▶ _What is needed_
Repeat the listing in full. Nothing may be added or left out.

▶ _Rows_

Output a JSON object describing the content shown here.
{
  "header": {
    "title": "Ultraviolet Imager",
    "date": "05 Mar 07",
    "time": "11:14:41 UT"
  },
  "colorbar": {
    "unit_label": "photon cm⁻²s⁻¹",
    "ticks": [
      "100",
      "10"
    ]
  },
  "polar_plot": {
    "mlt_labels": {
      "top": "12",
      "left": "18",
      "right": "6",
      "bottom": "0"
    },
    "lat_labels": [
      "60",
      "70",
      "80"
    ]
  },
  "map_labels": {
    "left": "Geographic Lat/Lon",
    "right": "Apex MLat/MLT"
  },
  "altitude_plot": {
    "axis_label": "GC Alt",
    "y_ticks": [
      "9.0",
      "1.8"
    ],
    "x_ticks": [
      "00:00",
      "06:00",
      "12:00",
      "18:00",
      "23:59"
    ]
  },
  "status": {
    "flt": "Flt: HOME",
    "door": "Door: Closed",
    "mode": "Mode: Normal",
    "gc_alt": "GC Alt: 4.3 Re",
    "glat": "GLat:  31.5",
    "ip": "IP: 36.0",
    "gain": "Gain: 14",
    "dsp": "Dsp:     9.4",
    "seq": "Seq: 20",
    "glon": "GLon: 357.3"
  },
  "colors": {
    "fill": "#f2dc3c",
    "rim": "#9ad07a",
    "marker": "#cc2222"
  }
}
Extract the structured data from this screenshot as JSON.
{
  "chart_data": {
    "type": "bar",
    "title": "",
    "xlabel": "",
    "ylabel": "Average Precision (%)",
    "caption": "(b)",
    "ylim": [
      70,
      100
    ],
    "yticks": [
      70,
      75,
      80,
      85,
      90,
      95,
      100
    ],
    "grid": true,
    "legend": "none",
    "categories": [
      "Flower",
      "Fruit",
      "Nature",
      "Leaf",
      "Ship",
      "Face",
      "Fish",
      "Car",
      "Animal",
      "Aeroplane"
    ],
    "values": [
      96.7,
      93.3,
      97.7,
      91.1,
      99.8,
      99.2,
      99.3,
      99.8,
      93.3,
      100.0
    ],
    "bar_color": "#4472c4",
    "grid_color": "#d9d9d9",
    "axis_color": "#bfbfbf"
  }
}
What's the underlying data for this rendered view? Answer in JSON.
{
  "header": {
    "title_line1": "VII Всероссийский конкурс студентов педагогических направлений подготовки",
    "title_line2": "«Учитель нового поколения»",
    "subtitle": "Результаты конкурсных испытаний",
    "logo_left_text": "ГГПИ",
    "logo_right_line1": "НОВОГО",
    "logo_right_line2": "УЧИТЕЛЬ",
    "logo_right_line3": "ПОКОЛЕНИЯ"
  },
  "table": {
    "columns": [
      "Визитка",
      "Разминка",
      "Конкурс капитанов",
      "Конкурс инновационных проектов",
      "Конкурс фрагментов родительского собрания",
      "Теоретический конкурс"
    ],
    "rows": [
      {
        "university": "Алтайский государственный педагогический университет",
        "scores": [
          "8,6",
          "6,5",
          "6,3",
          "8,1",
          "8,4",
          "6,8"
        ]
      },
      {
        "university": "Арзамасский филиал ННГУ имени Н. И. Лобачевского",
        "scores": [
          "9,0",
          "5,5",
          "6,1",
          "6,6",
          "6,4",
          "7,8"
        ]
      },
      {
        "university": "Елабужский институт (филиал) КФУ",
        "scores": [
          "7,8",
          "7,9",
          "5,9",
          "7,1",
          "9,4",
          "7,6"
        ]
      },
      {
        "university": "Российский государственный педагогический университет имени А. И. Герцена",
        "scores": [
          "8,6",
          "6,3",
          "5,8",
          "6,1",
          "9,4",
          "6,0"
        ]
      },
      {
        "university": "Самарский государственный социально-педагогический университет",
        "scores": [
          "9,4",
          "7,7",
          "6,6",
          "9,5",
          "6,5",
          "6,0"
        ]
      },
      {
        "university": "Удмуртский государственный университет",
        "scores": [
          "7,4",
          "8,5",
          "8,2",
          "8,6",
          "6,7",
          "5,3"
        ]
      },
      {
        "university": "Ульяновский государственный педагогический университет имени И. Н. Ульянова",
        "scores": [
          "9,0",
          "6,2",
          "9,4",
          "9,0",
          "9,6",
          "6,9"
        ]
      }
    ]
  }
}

▶ _Exercise result_
Output a JSON object describing the content shown here.
{
  "header": {
    "title": "Ultraviolet Imager",
    "date": "05 Mar 07",
    "time": "11:14:41 UT"
  },
  "colorbar": {
    "unit_label": "photon cm⁻²s⁻¹",
    "ticks": [
      "100",
      "10"
    ]
  },
  "polar_plot": {
    "mlt_labels": {
      "top": "12",
      "left": "18",
      "right": "6",
      "bottom": "0"
    },
    "lat_labels": [
      "60",
      "70",
      "80"
    ]
  },
  "map_labels": {
    "left": "Geographic Lat/Lon",
    "right": "Apex MLat/MLT"
  },
  "altitude_plot": {
    "axis_label": "GC Alt",
    "y_ticks": [
      "9.0",
      "1.8"
    ],
    "x_ticks": [
      "00:00",
      "06:00",
      "12:00",
      "18:00",
      "23:59"
    ]
  },
  "status": {
    "flt": "Flt: HOME",
    "door": "Door: Closed",
    "mode": "Mode: Normal",
    "gc_alt": "GC Alt: 4.3 Re",
    "glat": "GLat:  31.5",
    "ip": "IP: 36.0",
    "gain": "Gain: 14",
    "dsp": "Dsp:     9.4",
    "seq": "Seq: 20",
    "glon": "GLon: 357.3"
  },
  "colors": {
    "fill": "#f2dc3c",
    "rim": "#9ad07a",
    "marker": "#cc2222"
  }
}
Extract the structured data from this screenshot as JSON.
{
  "chart_data": {
    "type": "bar",
    "title": "",
    "xlabel": "",
    "ylabel": "Average Precision (%)",
    "caption": "(b)",
    "ylim": [
      70,
      100
    ],
    "yticks": [
      70,
      75,
      80,
      85,
      90,
      95,
      100
    ],
    "grid": true,
    "legend": "none",
    "categories": [
      "Flower",
      "Fruit",
      "Nature",
      "Leaf",
      "Ship",
      "Face",
      "Fish",
      "Car",
      "Animal",
      "Aeroplane"
    ],
    "values": [
      96.7,
      93.3,
      97.7,
      91.1,
      99.8,
      99.2,
      99.3,
      99.8,
      93.3,
      100.0
    ],
    "bar_color": "#4472c4",
    "grid_color": "#d9d9d9",
    "axis_color": "#bfbfbf"
  }
}
What's the underlying data for this rendered view? Answer in JSON.
{
  "header": {
    "title_line1": "VII Всероссийский конкурс студентов педагогических направлений подготовки",
    "title_line2": "«Учитель нового поколения»",
    "subtitle": "Результаты конкурсных испытаний",
    "logo_left_text": "ГГПИ",
    "logo_right_line1": "НОВОГО",
    "logo_right_line2": "УЧИТЕЛЬ",
    "logo_right_line3": "ПОКОЛЕНИЯ"
  },
  "table": {
    "columns": [
      "Визитка",
      "Разминка",
      "Конкурс капитанов",
      "Конкурс инновационных проектов",
      "Конкурс фрагментов родительского собрания",
      "Теоретический конкурс"
    ],
    "rows": [
      {
        "university": "Алтайский государственный педагогический университет",
        "scores": [
          "8,6",
          "6,5",
          "6,3",
          "8,1",
          "8,4",
          "6,8"
        ]
      },
      {
        "university": "Арзамасский филиал ННГУ имени Н. И. Лобачевского",
        "scores": [
          "9,0",
          "5,5",
          "6,1",
          "6,6",
          "6,4",
          "7,8"
        ]
      },
      {
        "university": "Елабужский институт (филиал) КФУ",
        "scores": [
          "7,8",
          "7,9",
          "5,9",
          "7,1",
          "9,4",
          "7,6"
        ]
      },
      {
        "university": "Российский государственный педагогический университет имени А. И. Герцена",
        "scores": [
          "8,6",
          "6,3",
          "5,8",
          "6,1",
          "9,4",
          "6,0"
        ]
      },
      {
        "university": "Самарский государственный социально-педагогический университет",
        "scores": [
          "9,4",
          "7,7",
          "6,6",
          "9,5",
          "6,5",
          "6,0"
        ]
      },
      {
        "university": "Удмуртский государственный университет",
        "scores": [
          "7,4",
          "8,5",
          "8,2",
          "8,6",
          "6,7",
          "5,3"
        ]
      },
      {
        "university": "Ульяновский государственный педагогический университет имени И. Н. Ульянова",
        "scores": [
          "9,0",
          "6,2",
          "9,4",
          "9,0",
          "9,6",
          "6,9"
        ]
      }
    ]
  }
}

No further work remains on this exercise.